Task to complete —
Among the lines below, count those containing the word "relative". Give the number only.

Raw records
┄┄┄┄┄┄┄┄┄┄

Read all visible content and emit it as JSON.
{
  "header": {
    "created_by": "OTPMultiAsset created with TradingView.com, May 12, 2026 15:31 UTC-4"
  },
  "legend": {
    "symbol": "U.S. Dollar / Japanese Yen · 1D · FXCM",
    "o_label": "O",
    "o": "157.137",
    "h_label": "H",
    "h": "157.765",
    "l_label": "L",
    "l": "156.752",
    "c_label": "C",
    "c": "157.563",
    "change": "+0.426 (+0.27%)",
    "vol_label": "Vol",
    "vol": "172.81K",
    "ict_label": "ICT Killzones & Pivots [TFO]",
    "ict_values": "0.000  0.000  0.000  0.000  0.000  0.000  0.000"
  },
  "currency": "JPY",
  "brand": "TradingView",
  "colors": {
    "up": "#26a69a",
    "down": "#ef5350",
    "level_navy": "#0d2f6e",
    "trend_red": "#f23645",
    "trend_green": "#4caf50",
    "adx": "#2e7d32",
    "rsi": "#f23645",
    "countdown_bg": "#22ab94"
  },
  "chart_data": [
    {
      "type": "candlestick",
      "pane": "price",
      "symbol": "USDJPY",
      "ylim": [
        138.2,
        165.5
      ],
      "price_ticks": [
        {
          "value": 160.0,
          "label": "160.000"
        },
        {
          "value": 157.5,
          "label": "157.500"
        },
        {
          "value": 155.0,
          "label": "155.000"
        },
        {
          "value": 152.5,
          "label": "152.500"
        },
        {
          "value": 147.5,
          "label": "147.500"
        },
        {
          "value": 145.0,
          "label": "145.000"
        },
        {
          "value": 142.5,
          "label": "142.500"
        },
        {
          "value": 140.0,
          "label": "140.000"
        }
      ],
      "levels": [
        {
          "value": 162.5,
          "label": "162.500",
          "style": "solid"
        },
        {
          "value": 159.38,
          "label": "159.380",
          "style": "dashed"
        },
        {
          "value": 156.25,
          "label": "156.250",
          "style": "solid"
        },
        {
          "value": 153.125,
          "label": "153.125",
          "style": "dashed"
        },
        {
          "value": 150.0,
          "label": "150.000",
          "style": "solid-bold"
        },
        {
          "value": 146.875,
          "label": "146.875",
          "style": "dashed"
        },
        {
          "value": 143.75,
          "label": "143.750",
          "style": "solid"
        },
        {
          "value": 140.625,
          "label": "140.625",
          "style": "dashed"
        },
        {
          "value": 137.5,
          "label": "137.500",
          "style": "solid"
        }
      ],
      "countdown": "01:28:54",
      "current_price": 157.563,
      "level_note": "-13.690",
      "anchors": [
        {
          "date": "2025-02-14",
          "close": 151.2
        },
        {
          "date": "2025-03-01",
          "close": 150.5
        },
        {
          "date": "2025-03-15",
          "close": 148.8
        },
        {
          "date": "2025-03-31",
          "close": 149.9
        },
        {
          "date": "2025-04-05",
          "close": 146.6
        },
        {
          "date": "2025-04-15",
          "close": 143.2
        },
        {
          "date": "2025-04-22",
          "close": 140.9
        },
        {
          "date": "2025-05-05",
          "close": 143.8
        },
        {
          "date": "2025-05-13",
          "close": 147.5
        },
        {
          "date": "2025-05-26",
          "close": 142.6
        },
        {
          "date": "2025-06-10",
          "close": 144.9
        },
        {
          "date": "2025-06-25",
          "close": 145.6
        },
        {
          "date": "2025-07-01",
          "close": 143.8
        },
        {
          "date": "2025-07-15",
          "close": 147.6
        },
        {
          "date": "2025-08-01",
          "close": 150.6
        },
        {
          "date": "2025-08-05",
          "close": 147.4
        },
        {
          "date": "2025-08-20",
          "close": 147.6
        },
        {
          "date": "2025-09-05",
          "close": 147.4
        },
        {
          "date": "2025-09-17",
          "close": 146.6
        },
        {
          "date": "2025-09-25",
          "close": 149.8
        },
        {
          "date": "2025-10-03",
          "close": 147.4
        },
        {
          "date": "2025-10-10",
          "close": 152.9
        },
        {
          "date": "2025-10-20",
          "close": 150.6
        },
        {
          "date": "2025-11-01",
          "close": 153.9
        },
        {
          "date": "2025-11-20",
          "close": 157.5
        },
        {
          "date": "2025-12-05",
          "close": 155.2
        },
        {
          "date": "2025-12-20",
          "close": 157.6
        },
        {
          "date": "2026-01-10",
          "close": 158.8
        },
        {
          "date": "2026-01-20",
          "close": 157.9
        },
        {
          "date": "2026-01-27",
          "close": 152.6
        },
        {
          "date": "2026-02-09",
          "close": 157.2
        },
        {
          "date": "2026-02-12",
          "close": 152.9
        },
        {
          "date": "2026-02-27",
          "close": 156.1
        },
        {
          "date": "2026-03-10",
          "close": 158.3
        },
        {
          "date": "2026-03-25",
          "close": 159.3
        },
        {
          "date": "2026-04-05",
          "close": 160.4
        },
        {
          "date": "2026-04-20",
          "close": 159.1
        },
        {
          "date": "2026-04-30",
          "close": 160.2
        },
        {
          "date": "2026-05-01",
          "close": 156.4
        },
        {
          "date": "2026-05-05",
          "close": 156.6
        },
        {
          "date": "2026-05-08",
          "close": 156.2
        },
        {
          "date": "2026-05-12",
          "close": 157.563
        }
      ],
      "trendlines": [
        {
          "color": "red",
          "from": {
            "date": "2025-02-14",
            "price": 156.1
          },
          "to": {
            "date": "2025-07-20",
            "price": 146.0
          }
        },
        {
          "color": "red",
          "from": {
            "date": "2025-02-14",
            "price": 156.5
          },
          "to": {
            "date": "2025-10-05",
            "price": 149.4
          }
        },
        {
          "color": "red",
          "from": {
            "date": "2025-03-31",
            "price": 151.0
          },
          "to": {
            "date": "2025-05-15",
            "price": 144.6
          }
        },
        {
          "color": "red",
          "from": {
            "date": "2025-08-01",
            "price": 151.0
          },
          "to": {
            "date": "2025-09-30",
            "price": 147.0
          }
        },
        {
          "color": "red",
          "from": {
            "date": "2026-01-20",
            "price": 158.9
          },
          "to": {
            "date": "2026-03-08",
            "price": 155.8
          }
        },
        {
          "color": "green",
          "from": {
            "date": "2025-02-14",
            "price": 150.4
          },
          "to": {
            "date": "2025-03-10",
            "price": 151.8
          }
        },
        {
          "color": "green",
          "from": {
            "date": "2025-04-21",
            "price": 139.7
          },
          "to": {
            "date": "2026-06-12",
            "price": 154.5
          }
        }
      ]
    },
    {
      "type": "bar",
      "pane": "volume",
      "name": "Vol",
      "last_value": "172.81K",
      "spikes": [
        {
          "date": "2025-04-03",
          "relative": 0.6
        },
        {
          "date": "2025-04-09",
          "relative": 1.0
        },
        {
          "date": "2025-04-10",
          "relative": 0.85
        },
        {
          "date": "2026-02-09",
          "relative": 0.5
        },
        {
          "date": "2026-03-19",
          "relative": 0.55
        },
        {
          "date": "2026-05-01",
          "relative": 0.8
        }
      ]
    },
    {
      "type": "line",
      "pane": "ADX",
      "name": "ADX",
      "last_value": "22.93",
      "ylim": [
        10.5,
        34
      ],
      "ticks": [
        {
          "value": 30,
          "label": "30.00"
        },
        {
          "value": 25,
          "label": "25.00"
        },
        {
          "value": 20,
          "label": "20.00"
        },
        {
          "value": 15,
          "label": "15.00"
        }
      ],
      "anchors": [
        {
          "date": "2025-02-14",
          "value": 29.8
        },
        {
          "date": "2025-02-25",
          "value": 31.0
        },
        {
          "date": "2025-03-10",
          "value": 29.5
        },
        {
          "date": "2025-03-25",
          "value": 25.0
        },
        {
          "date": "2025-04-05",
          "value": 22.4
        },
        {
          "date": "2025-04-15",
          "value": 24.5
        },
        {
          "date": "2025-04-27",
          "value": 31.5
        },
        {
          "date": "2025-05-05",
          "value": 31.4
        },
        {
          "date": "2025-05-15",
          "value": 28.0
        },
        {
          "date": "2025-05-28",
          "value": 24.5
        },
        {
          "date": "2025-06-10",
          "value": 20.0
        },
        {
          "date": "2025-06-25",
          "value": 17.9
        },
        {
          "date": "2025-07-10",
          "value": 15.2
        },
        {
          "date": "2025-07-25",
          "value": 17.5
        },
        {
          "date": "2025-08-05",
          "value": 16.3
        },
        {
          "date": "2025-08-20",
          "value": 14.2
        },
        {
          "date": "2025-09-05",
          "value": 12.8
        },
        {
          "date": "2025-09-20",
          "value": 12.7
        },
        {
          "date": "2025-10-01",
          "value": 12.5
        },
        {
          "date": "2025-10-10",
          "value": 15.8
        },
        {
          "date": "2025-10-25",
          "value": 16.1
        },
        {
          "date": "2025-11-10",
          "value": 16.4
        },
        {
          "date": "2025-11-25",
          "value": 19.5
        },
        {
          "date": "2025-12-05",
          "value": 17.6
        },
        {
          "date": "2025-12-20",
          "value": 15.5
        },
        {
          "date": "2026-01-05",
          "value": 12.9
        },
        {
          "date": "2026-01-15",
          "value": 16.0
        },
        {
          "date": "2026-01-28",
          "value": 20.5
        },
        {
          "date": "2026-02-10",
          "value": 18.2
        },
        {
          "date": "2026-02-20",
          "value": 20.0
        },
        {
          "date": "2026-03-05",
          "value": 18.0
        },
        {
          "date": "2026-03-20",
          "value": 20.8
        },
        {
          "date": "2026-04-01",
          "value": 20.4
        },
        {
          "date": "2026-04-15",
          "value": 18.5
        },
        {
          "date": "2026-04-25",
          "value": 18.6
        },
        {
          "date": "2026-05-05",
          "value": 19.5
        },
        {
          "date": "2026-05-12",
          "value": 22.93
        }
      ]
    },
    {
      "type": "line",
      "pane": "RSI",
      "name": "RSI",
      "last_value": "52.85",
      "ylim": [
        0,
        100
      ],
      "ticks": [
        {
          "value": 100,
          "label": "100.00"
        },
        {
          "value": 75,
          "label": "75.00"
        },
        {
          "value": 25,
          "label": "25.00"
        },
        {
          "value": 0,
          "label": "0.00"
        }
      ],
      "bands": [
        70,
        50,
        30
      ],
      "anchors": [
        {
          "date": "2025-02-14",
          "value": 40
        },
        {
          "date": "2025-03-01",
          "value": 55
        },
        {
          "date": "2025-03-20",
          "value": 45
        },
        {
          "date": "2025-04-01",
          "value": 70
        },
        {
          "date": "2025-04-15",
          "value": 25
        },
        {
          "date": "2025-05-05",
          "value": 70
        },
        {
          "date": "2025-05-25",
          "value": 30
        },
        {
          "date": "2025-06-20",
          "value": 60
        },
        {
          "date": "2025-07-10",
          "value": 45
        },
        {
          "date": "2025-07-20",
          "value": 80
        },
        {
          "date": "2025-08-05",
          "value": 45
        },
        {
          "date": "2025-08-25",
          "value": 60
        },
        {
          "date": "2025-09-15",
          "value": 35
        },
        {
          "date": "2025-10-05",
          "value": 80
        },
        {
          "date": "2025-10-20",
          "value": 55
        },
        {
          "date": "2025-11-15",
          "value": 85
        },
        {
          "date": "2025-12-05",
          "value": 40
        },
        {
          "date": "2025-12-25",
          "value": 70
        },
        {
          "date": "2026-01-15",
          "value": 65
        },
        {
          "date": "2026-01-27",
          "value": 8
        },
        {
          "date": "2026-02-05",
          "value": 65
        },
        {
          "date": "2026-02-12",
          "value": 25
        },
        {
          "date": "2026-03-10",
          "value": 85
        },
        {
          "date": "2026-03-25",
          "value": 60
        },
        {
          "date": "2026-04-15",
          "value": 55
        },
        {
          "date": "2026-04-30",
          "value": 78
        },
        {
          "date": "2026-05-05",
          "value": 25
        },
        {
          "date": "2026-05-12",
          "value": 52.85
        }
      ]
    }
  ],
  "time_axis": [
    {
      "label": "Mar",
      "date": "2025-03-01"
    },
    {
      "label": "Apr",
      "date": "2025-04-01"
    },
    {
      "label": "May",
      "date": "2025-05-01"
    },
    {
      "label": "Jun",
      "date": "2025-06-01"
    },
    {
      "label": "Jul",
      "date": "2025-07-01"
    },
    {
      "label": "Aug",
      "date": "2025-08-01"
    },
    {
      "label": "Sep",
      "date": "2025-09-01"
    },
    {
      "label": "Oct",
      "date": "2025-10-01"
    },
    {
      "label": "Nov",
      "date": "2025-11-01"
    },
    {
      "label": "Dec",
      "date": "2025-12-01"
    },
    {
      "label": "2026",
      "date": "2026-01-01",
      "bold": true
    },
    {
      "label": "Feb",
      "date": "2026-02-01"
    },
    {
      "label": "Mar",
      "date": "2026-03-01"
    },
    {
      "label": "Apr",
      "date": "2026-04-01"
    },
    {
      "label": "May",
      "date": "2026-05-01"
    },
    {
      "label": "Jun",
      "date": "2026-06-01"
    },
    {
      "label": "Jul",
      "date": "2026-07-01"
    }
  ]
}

┄┄┄┄┄┄┄┄┄┄

Answer to the problem —
6